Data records
+--

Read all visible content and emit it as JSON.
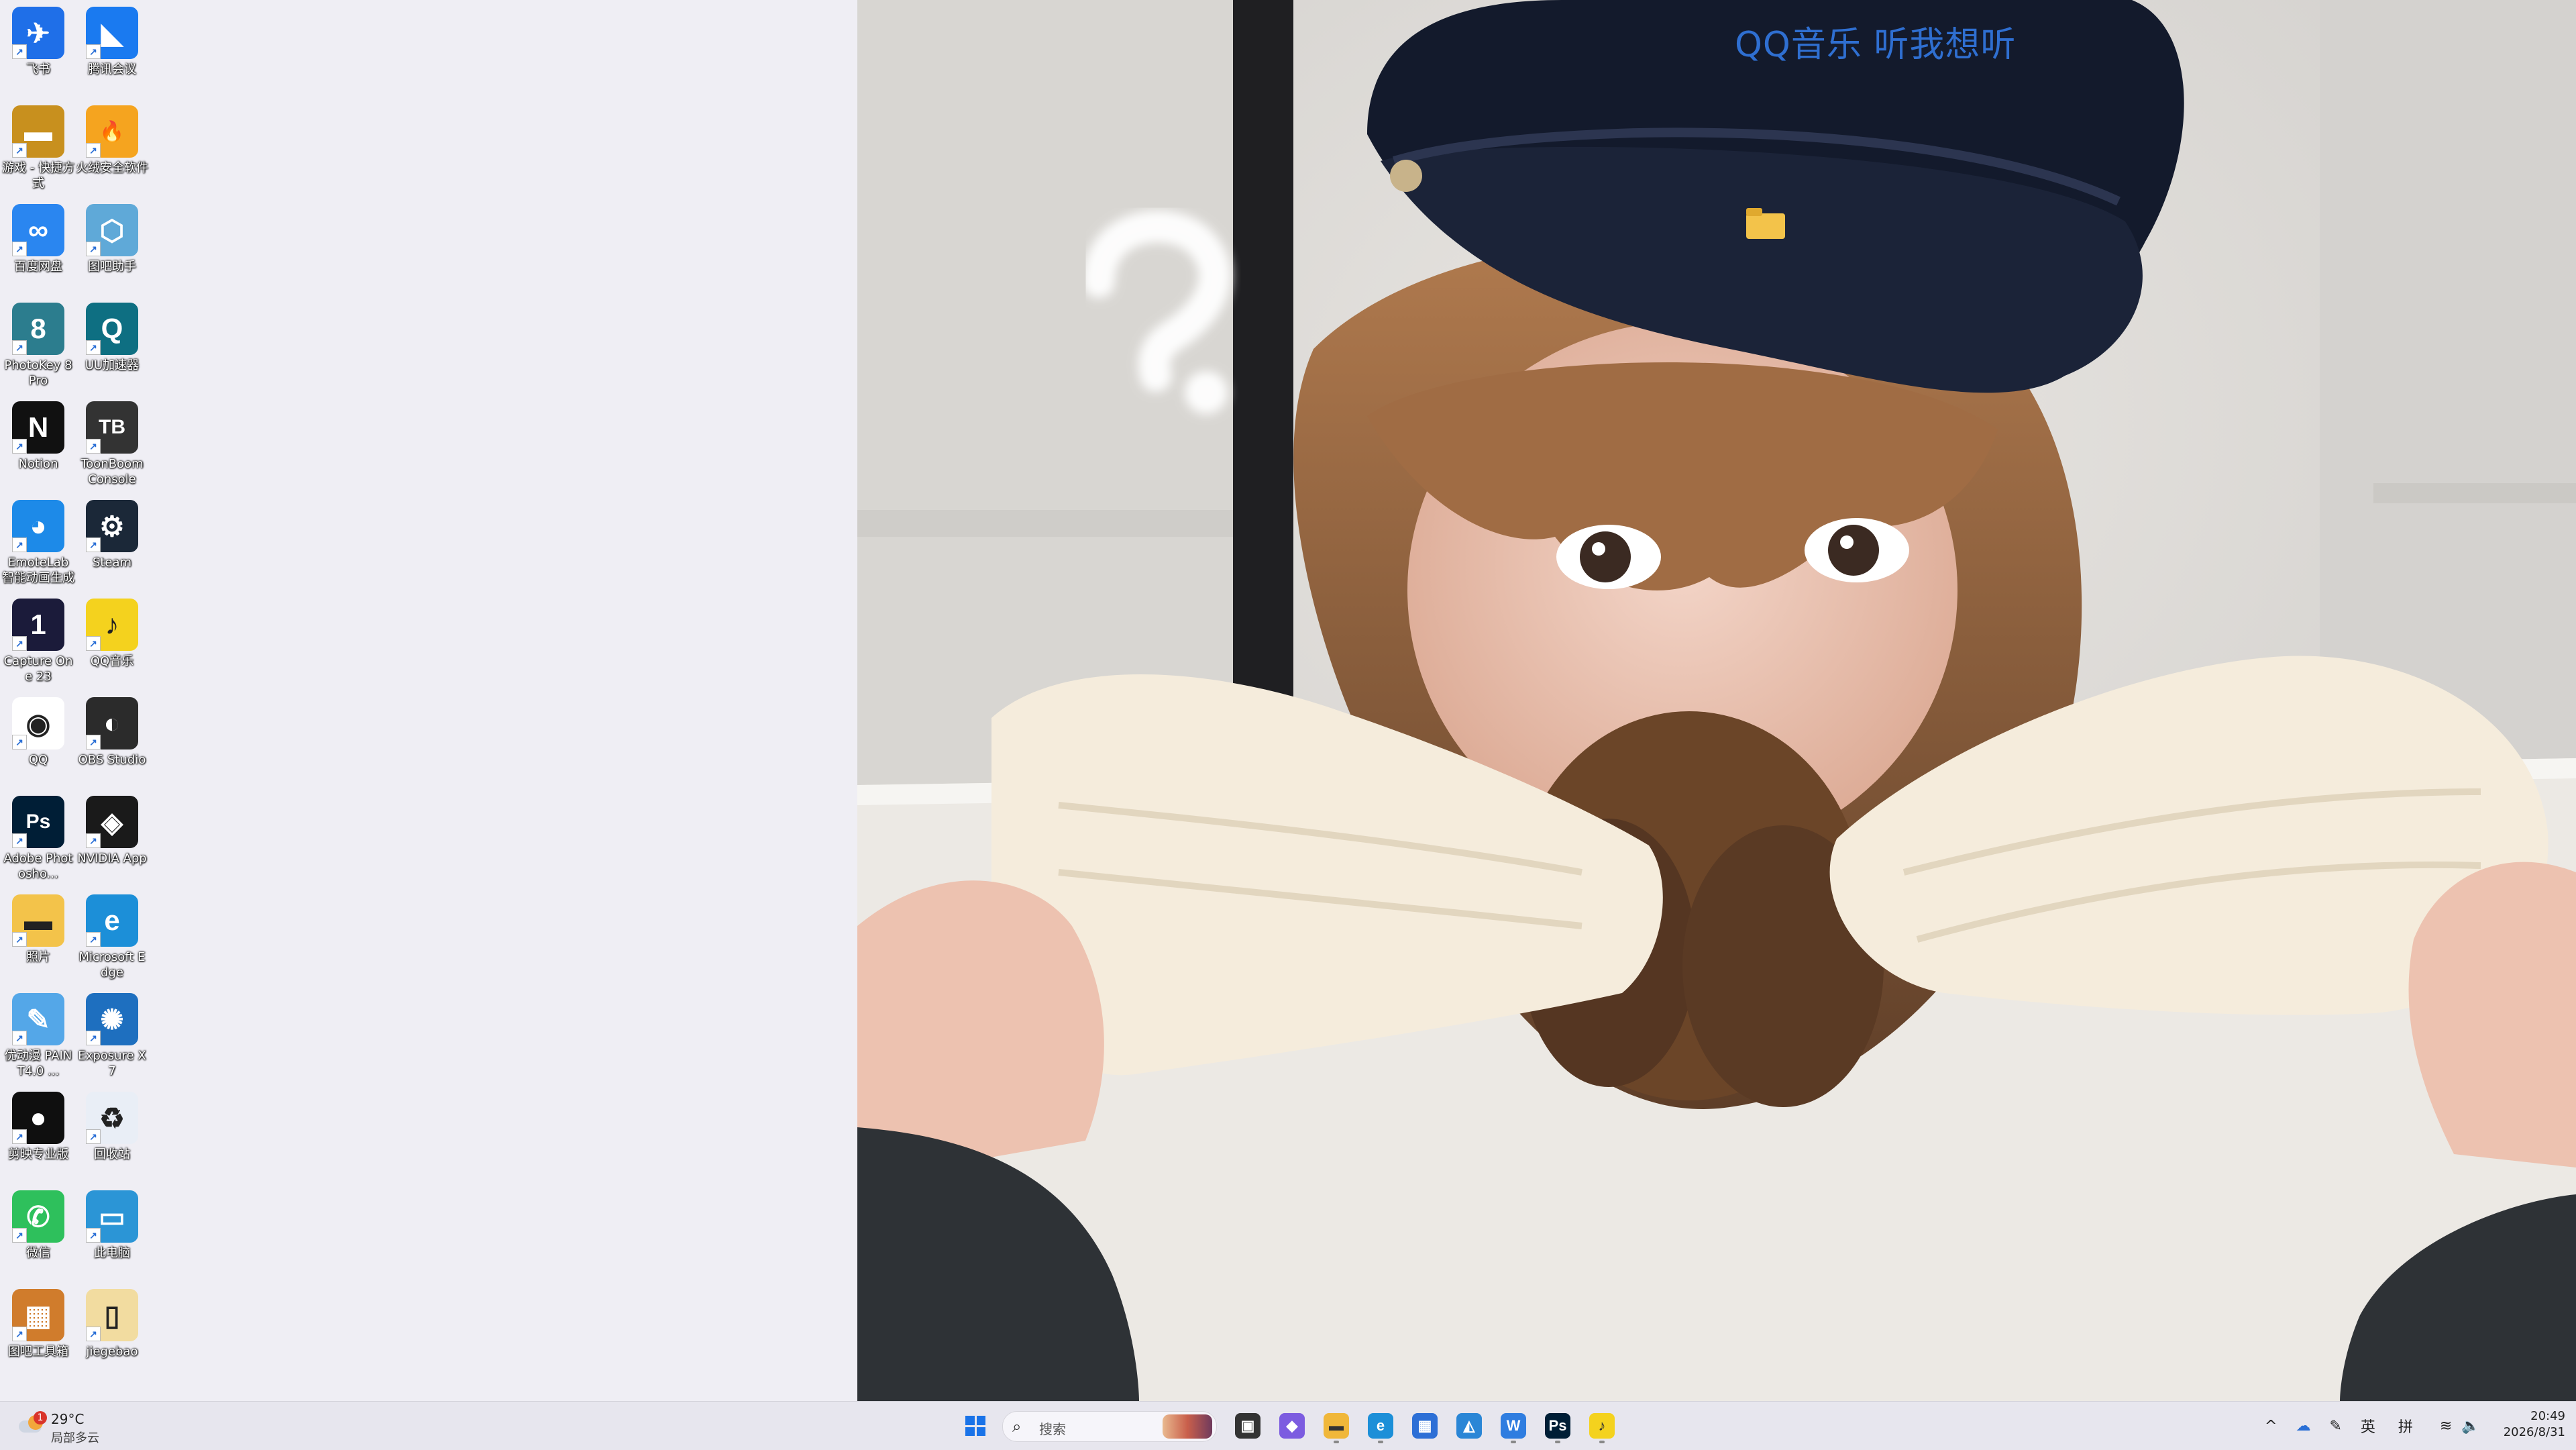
{
  "desktop": {
    "icons": [
      {
        "label": "飞书",
        "glyph": "✈",
        "color": "#1f6fe8",
        "icon": "feishu-icon",
        "col": 0,
        "row": 0
      },
      {
        "label": "腾讯会议",
        "glyph": "◣",
        "color": "#1a7af0",
        "icon": "tencent-meeting-icon",
        "col": 1,
        "row": 0
      },
      {
        "label": "游戏 - 快捷方式",
        "glyph": "▬",
        "color": "#c8901e",
        "icon": "folder-games-icon",
        "col": 0,
        "row": 1
      },
      {
        "label": "火绒安全软件",
        "glyph": "🔥",
        "color": "#f5a41f",
        "icon": "huorong-icon",
        "col": 1,
        "row": 1
      },
      {
        "label": "百度网盘",
        "glyph": "∞",
        "color": "#2a86f0",
        "icon": "baidu-netdisk-icon",
        "col": 0,
        "row": 2
      },
      {
        "label": "图吧助手",
        "glyph": "⬡",
        "color": "#5fa9d8",
        "icon": "tuba-assistant-icon",
        "col": 1,
        "row": 2
      },
      {
        "label": "PhotoKey 8 Pro",
        "glyph": "8",
        "color": "#2c7d8e",
        "icon": "photokey-icon",
        "col": 0,
        "row": 3
      },
      {
        "label": "UU加速器",
        "glyph": "Q",
        "color": "#0e6f82",
        "icon": "uu-accelerator-icon",
        "col": 1,
        "row": 3
      },
      {
        "label": "Notion",
        "glyph": "N",
        "color": "#111111",
        "icon": "notion-icon",
        "col": 0,
        "row": 4
      },
      {
        "label": "ToonBoom Console",
        "glyph": "TB",
        "color": "#333333",
        "icon": "toonbox-icon",
        "col": 1,
        "row": 4
      },
      {
        "label": "EmoteLab 智能动画生成",
        "glyph": "◕",
        "color": "#1d8ae8",
        "icon": "emotelab-icon",
        "col": 0,
        "row": 5
      },
      {
        "label": "Steam",
        "glyph": "⚙",
        "color": "#1b2838",
        "icon": "steam-icon",
        "col": 1,
        "row": 5
      },
      {
        "label": "Capture One 23",
        "glyph": "1",
        "color": "#1b1b3a",
        "icon": "capture-one-icon",
        "col": 0,
        "row": 6
      },
      {
        "label": "QQ音乐",
        "glyph": "♪",
        "color": "#f4d21e",
        "icon": "qq-music-icon",
        "col": 1,
        "row": 6
      },
      {
        "label": "QQ",
        "glyph": "◉",
        "color": "#ffffff",
        "icon": "qq-penguin-icon",
        "col": 0,
        "row": 7
      },
      {
        "label": "OBS Studio",
        "glyph": "◐",
        "color": "#2b2b2b",
        "icon": "obs-icon",
        "col": 1,
        "row": 7
      },
      {
        "label": "Adobe Photosho...",
        "glyph": "Ps",
        "color": "#001e36",
        "icon": "photoshop-icon",
        "col": 0,
        "row": 8
      },
      {
        "label": "NVIDIA App",
        "glyph": "◈",
        "color": "#1a1a1a",
        "icon": "nvidia-icon",
        "col": 1,
        "row": 8
      },
      {
        "label": "照片",
        "glyph": "▬",
        "color": "#f3c34a",
        "icon": "folder-icon",
        "col": 0,
        "row": 9
      },
      {
        "label": "Microsoft Edge",
        "glyph": "e",
        "color": "#1c8fd8",
        "icon": "edge-icon",
        "col": 1,
        "row": 9
      },
      {
        "label": "优动漫 PAINT4.0 ...",
        "glyph": "✎",
        "color": "#54a7e8",
        "icon": "paint-icon",
        "col": 0,
        "row": 10
      },
      {
        "label": "Exposure X7",
        "glyph": "✺",
        "color": "#1e6fbf",
        "icon": "exposure-icon",
        "col": 1,
        "row": 10
      },
      {
        "label": "剪映专业版",
        "glyph": "●",
        "color": "#0f0f0f",
        "icon": "jianying-icon",
        "col": 0,
        "row": 11
      },
      {
        "label": "回收站",
        "glyph": "♻",
        "color": "#e9eef6",
        "icon": "recycle-bin-icon",
        "col": 1,
        "row": 11
      },
      {
        "label": "微信",
        "glyph": "✆",
        "color": "#2ec05c",
        "icon": "wechat-icon",
        "col": 0,
        "row": 12
      },
      {
        "label": "此电脑",
        "glyph": "▭",
        "color": "#2b95d6",
        "icon": "this-pc-icon",
        "col": 1,
        "row": 12
      },
      {
        "label": "图吧工具箱",
        "glyph": "▦",
        "color": "#d07c2c",
        "icon": "tuba-toolbox-icon",
        "col": 0,
        "row": 13
      },
      {
        "label": "jiegebao",
        "glyph": "▯",
        "color": "#f2dca0",
        "icon": "jiegebao-icon",
        "col": 1,
        "row": 13
      }
    ]
  },
  "wallpaper": {
    "caption": "QQ音乐 听我想听"
  },
  "taskbar": {
    "weather": {
      "temp": "29°C",
      "desc": "局部多云",
      "badge": "1"
    },
    "search_placeholder": "搜索",
    "apps": [
      {
        "name": "start-button",
        "glyph": "⊞",
        "color": "#1a73e8"
      },
      {
        "name": "task-view-button",
        "glyph": "▣",
        "color": "#333333"
      },
      {
        "name": "copilot-app",
        "glyph": "◆",
        "color": "#7c5ce0"
      },
      {
        "name": "file-explorer-app",
        "glyph": "▬",
        "color": "#f0b73a"
      },
      {
        "name": "edge-app",
        "glyph": "e",
        "color": "#1c8fd8"
      },
      {
        "name": "store-app",
        "glyph": "▦",
        "color": "#2d6fd6"
      },
      {
        "name": "photos-app",
        "glyph": "◭",
        "color": "#2a86d6"
      },
      {
        "name": "wps-app",
        "glyph": "W",
        "color": "#2f7de0"
      },
      {
        "name": "photoshop-app",
        "glyph": "Ps",
        "color": "#001e36"
      },
      {
        "name": "qq-music-app",
        "glyph": "♪",
        "color": "#f4d21e"
      }
    ],
    "tray": {
      "ime_lang": "英",
      "ime_mode": "拼",
      "time": "20:49",
      "date": "2026/8/31"
    }
  }
}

+--

_Problem statement_: Return all lines containing "button".

_The answer_:
        "name": "start-button",
        "name": "task-view-button",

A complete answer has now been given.